§ Exercise task
Present the following entries again, word for word and in full.

§ Data
_ _ _

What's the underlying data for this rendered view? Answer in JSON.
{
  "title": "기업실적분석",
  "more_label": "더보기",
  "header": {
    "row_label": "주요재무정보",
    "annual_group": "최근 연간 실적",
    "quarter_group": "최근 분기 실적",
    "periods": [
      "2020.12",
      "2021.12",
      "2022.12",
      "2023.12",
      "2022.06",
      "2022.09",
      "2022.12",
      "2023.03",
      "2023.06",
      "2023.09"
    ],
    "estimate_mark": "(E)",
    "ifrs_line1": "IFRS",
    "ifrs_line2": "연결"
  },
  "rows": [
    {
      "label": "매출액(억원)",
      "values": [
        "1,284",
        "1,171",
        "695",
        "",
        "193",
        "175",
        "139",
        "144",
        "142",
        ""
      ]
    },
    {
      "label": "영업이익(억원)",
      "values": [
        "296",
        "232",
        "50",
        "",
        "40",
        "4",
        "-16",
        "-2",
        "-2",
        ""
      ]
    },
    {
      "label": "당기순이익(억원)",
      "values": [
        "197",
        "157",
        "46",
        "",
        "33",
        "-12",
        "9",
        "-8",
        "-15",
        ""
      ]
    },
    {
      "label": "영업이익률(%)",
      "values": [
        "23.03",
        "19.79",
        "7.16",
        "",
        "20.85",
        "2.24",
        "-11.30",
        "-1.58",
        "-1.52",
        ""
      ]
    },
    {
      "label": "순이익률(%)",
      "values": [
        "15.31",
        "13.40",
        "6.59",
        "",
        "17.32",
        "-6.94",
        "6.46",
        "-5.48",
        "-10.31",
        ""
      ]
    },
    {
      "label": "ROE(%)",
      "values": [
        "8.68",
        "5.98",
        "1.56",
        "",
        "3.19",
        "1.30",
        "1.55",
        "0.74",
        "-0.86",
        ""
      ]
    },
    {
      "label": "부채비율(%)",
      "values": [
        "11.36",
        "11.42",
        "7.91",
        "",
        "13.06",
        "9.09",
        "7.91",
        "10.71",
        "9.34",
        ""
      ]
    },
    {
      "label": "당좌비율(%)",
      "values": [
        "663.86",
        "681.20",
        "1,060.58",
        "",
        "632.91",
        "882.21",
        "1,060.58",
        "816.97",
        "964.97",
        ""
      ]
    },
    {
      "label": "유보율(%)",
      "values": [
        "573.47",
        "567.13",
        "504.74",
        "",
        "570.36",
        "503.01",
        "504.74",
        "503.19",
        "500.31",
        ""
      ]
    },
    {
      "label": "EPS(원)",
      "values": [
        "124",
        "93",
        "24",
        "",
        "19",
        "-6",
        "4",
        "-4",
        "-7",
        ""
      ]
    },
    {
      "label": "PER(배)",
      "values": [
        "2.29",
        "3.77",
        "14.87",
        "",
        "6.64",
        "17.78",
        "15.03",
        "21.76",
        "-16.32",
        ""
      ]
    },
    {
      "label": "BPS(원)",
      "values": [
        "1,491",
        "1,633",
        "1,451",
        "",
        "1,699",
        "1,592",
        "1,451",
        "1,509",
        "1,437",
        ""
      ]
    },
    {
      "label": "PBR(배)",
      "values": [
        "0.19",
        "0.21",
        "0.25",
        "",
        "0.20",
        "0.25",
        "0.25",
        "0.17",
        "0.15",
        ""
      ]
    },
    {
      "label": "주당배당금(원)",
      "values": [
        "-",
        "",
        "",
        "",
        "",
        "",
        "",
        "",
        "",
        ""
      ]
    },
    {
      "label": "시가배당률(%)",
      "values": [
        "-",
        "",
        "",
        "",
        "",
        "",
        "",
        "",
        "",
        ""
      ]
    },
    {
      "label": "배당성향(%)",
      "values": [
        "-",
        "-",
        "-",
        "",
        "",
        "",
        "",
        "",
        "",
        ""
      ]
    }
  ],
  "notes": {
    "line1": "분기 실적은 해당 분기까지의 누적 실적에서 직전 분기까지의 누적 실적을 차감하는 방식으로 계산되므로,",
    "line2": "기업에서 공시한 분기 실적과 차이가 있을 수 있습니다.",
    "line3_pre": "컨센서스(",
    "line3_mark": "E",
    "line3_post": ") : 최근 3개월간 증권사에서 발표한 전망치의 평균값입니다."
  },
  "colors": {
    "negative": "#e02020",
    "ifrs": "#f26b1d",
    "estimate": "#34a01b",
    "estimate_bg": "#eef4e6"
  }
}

_ _ _

§ Final result
What's the underlying data for this rendered view? Answer in JSON.
{
  "title": "기업실적분석",
  "more_label": "더보기",
  "header": {
    "row_label": "주요재무정보",
    "annual_group": "최근 연간 실적",
    "quarter_group": "최근 분기 실적",
    "periods": [
      "2020.12",
      "2021.12",
      "2022.12",
      "2023.12",
      "2022.06",
      "2022.09",
      "2022.12",
      "2023.03",
      "2023.06",
      "2023.09"
    ],
    "estimate_mark": "(E)",
    "ifrs_line1": "IFRS",
    "ifrs_line2": "연결"
  },
  "rows": [
    {
      "label": "매출액(억원)",
      "values": [
        "1,284",
        "1,171",
        "695",
        "",
        "193",
        "175",
        "139",
        "144",
        "142",
        ""
      ]
    },
    {
      "label": "영업이익(억원)",
      "values": [
        "296",
        "232",
        "50",
        "",
        "40",
        "4",
        "-16",
        "-2",
        "-2",
        ""
      ]
    },
    {
      "label": "당기순이익(억원)",
      "values": [
        "197",
        "157",
        "46",
        "",
        "33",
        "-12",
        "9",
        "-8",
        "-15",
        ""
      ]
    },
    {
      "label": "영업이익률(%)",
      "values": [
        "23.03",
        "19.79",
        "7.16",
        "",
        "20.85",
        "2.24",
        "-11.30",
        "-1.58",
        "-1.52",
        ""
      ]
    },
    {
      "label": "순이익률(%)",
      "values": [
        "15.31",
        "13.40",
        "6.59",
        "",
        "17.32",
        "-6.94",
        "6.46",
        "-5.48",
        "-10.31",
        ""
      ]
    },
    {
      "label": "ROE(%)",
      "values": [
        "8.68",
        "5.98",
        "1.56",
        "",
        "3.19",
        "1.30",
        "1.55",
        "0.74",
        "-0.86",
        ""
      ]
    },
    {
      "label": "부채비율(%)",
      "values": [
        "11.36",
        "11.42",
        "7.91",
        "",
        "13.06",
        "9.09",
        "7.91",
        "10.71",
        "9.34",
        ""
      ]
    },
    {
      "label": "당좌비율(%)",
      "values": [
        "663.86",
        "681.20",
        "1,060.58",
        "",
        "632.91",
        "882.21",
        "1,060.58",
        "816.97",
        "964.97",
        ""
      ]
    },
    {
      "label": "유보율(%)",
      "values": [
        "573.47",
        "567.13",
        "504.74",
        "",
        "570.36",
        "503.01",
        "504.74",
        "503.19",
        "500.31",
        ""
      ]
    },
    {
      "label": "EPS(원)",
      "values": [
        "124",
        "93",
        "24",
        "",
        "19",
        "-6",
        "4",
        "-4",
        "-7",
        ""
      ]
    },
    {
      "label": "PER(배)",
      "values": [
        "2.29",
        "3.77",
        "14.87",
        "",
        "6.64",
        "17.78",
        "15.03",
        "21.76",
        "-16.32",
        ""
      ]
    },
    {
      "label": "BPS(원)",
      "values": [
        "1,491",
        "1,633",
        "1,451",
        "",
        "1,699",
        "1,592",
        "1,451",
        "1,509",
        "1,437",
        ""
      ]
    },
    {
      "label": "PBR(배)",
      "values": [
        "0.19",
        "0.21",
        "0.25",
        "",
        "0.20",
        "0.25",
        "0.25",
        "0.17",
        "0.15",
        ""
      ]
    },
    {
      "label": "주당배당금(원)",
      "values": [
        "-",
        "",
        "",
        "",
        "",
        "",
        "",
        "",
        "",
        ""
      ]
    },
    {
      "label": "시가배당률(%)",
      "values": [
        "-",
        "",
        "",
        "",
        "",
        "",
        "",
        "",
        "",
        ""
      ]
    },
    {
      "label": "배당성향(%)",
      "values": [
        "-",
        "-",
        "-",
        "",
        "",
        "",
        "",
        "",
        "",
        ""
      ]
    }
  ],
  "notes": {
    "line1": "분기 실적은 해당 분기까지의 누적 실적에서 직전 분기까지의 누적 실적을 차감하는 방식으로 계산되므로,",
    "line2": "기업에서 공시한 분기 실적과 차이가 있을 수 있습니다.",
    "line3_pre": "컨센서스(",
    "line3_mark": "E",
    "line3_post": ") : 최근 3개월간 증권사에서 발표한 전망치의 평균값입니다."
  },
  "colors": {
    "negative": "#e02020",
    "ifrs": "#f26b1d",
    "estimate": "#34a01b",
    "estimate_bg": "#eef4e6"
  }
}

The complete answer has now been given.